State only the count of lines in the listing below that hold "GROUP".
>> BEGIN Raw data
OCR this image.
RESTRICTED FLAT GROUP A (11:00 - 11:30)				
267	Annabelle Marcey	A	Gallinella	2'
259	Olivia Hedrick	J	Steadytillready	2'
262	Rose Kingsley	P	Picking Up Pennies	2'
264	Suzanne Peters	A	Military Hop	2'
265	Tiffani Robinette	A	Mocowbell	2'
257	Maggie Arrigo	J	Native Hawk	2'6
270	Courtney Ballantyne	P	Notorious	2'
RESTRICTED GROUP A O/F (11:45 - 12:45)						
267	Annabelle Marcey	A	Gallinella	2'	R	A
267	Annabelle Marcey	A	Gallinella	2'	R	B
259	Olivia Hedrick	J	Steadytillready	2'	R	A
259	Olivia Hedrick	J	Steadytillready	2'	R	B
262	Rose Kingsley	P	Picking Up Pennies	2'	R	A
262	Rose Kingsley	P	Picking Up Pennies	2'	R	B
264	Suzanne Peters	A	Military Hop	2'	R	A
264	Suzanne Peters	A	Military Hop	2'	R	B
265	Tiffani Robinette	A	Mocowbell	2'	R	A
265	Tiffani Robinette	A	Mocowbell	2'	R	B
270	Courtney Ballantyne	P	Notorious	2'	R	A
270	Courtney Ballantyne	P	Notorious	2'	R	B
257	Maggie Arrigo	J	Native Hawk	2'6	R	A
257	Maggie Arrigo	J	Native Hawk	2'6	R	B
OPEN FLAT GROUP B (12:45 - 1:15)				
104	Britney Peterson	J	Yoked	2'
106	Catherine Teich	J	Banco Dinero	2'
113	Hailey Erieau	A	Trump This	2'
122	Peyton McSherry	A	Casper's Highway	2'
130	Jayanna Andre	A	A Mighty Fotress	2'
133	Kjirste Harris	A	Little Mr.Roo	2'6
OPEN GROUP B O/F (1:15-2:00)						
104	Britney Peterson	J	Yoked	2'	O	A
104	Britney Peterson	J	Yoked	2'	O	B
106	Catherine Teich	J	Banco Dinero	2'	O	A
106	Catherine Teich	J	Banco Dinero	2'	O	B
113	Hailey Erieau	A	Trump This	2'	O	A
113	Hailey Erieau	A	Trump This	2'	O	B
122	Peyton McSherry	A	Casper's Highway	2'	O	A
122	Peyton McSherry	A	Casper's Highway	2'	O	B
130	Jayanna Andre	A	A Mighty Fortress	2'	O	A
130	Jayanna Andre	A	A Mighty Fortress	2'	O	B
>> END Raw data
### Solution to the exercise
4